Task requirements
Find the lines of the records in which the word "Length" appears and report how many there are, as a number alone.

(Records for this task Opens)

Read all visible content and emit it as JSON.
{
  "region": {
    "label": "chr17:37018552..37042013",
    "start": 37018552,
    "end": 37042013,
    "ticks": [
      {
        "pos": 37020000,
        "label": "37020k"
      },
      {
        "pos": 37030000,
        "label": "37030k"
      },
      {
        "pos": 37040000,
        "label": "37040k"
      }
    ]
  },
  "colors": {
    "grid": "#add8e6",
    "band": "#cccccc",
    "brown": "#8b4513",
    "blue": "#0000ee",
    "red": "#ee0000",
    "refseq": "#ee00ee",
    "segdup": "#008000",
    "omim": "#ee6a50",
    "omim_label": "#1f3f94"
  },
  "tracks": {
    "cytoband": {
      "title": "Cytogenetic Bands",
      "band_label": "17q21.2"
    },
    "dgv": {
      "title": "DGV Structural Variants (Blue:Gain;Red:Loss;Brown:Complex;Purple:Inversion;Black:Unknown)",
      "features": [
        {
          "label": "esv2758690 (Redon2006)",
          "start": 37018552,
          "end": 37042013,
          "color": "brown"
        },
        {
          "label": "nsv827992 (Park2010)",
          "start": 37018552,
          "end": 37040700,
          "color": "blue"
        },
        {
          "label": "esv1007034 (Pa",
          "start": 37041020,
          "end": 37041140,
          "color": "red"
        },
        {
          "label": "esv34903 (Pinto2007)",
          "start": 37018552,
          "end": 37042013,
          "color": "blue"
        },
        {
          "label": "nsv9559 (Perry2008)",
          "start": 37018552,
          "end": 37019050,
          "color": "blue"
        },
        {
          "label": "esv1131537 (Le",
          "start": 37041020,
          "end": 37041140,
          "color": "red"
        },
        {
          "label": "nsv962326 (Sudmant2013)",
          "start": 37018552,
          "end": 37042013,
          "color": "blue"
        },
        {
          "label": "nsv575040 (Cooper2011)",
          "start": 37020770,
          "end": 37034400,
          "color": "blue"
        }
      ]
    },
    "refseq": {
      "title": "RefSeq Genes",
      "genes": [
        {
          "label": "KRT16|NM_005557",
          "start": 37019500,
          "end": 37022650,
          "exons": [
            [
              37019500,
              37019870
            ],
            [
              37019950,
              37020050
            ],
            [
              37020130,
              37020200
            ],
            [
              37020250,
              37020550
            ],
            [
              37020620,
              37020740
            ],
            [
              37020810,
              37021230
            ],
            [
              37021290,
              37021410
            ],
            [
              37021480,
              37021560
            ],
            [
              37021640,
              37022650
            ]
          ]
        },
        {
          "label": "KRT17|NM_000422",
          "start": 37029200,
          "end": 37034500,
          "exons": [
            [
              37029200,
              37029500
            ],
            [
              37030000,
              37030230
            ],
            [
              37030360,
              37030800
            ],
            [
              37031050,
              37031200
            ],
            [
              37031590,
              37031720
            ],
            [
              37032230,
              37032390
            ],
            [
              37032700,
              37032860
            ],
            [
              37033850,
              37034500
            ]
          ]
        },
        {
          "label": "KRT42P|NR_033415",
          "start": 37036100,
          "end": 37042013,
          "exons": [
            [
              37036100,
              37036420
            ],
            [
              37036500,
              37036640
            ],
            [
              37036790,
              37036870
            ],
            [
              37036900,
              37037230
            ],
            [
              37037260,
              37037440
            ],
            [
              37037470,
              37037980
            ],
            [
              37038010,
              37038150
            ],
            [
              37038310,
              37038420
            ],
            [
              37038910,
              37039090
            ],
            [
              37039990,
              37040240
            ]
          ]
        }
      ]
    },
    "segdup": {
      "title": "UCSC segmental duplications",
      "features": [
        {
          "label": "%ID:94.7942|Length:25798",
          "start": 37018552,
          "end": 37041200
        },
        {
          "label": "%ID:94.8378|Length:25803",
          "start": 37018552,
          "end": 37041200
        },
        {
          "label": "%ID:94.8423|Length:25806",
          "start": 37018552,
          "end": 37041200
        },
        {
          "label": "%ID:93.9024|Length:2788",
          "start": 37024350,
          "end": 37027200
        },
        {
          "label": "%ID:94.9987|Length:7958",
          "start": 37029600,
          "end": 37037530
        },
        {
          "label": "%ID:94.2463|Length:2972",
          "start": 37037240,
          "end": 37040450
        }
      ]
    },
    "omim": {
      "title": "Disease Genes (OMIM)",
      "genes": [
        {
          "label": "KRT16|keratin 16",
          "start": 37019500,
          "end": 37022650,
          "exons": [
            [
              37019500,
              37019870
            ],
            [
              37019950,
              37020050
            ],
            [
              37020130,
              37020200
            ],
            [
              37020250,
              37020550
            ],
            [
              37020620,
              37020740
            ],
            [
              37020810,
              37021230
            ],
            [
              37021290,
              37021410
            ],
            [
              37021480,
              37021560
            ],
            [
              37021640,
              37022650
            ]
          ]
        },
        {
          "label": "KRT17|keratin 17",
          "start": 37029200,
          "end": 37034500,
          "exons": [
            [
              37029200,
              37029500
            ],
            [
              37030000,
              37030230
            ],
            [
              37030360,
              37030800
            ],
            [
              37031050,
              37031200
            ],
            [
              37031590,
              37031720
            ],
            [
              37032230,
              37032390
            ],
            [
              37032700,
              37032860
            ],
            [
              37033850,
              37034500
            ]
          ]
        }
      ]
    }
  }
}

(Records for this task Closes)

Answer box
6